*** Data in this exercise

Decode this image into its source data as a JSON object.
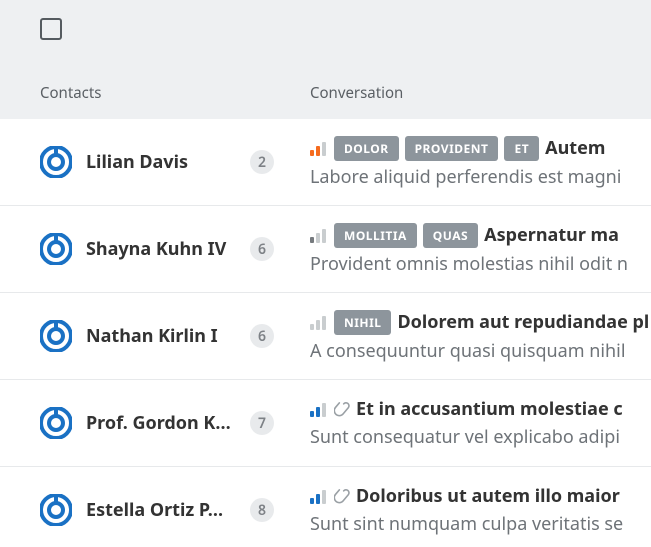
{
  "header": {
    "contacts_label": "Contacts",
    "conversation_label": "Conversation"
  },
  "priority_colors": {
    "orange": "#f56b1e",
    "grey": "#767a7e",
    "blue": "#1a71c4",
    "none": "#c9cdcf"
  },
  "rows": [
    {
      "name": "Lilian Davis",
      "count": "2",
      "priority": "orange",
      "tags": [
        "DOLOR",
        "PROVIDENT",
        "ET"
      ],
      "attachment": false,
      "subject": "Autem",
      "preview": "Labore aliquid perferendis est magni"
    },
    {
      "name": "Shayna Kuhn IV",
      "count": "6",
      "priority": "grey",
      "tags": [
        "MOLLITIA",
        "QUAS"
      ],
      "attachment": false,
      "subject": "Aspernatur ma",
      "preview": "Provident omnis molestias nihil odit n"
    },
    {
      "name": "Nathan Kirlin I",
      "count": "6",
      "priority": "none",
      "tags": [
        "NIHIL"
      ],
      "attachment": false,
      "subject": "Dolorem aut repudiandae pl",
      "preview": "A consequuntur quasi quisquam nihil"
    },
    {
      "name": "Prof. Gordon K…",
      "count": "7",
      "priority": "blue",
      "tags": [],
      "attachment": true,
      "subject": "Et in accusantium molestiae c",
      "preview": "Sunt consequatur vel explicabo adipi"
    },
    {
      "name": "Estella Ortiz P…",
      "count": "8",
      "priority": "blue",
      "tags": [],
      "attachment": true,
      "subject": "Doloribus ut autem illo maior",
      "preview": "Sunt sint numquam culpa veritatis se"
    }
  ]
}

******

Your objective — Transcribe all of the material exactly, leaving out whatever pictures it contains.

Task result —
Decode this image into its source data as a JSON object.
{
  "header": {
    "contacts_label": "Contacts",
    "conversation_label": "Conversation"
  },
  "priority_colors": {
    "orange": "#f56b1e",
    "grey": "#767a7e",
    "blue": "#1a71c4",
    "none": "#c9cdcf"
  },
  "rows": [
    {
      "name": "Lilian Davis",
      "count": "2",
      "priority": "orange",
      "tags": [
        "DOLOR",
        "PROVIDENT",
        "ET"
      ],
      "attachment": false,
      "subject": "Autem",
      "preview": "Labore aliquid perferendis est magni"
    },
    {
      "name": "Shayna Kuhn IV",
      "count": "6",
      "priority": "grey",
      "tags": [
        "MOLLITIA",
        "QUAS"
      ],
      "attachment": false,
      "subject": "Aspernatur ma",
      "preview": "Provident omnis molestias nihil odit n"
    },
    {
      "name": "Nathan Kirlin I",
      "count": "6",
      "priority": "none",
      "tags": [
        "NIHIL"
      ],
      "attachment": false,
      "subject": "Dolorem aut repudiandae pl",
      "preview": "A consequuntur quasi quisquam nihil"
    },
    {
      "name": "Prof. Gordon K…",
      "count": "7",
      "priority": "blue",
      "tags": [],
      "attachment": true,
      "subject": "Et in accusantium molestiae c",
      "preview": "Sunt consequatur vel explicabo adipi"
    },
    {
      "name": "Estella Ortiz P…",
      "count": "8",
      "priority": "blue",
      "tags": [],
      "attachment": true,
      "subject": "Doloribus ut autem illo maior",
      "preview": "Sunt sint numquam culpa veritatis se"
    }
  ]
}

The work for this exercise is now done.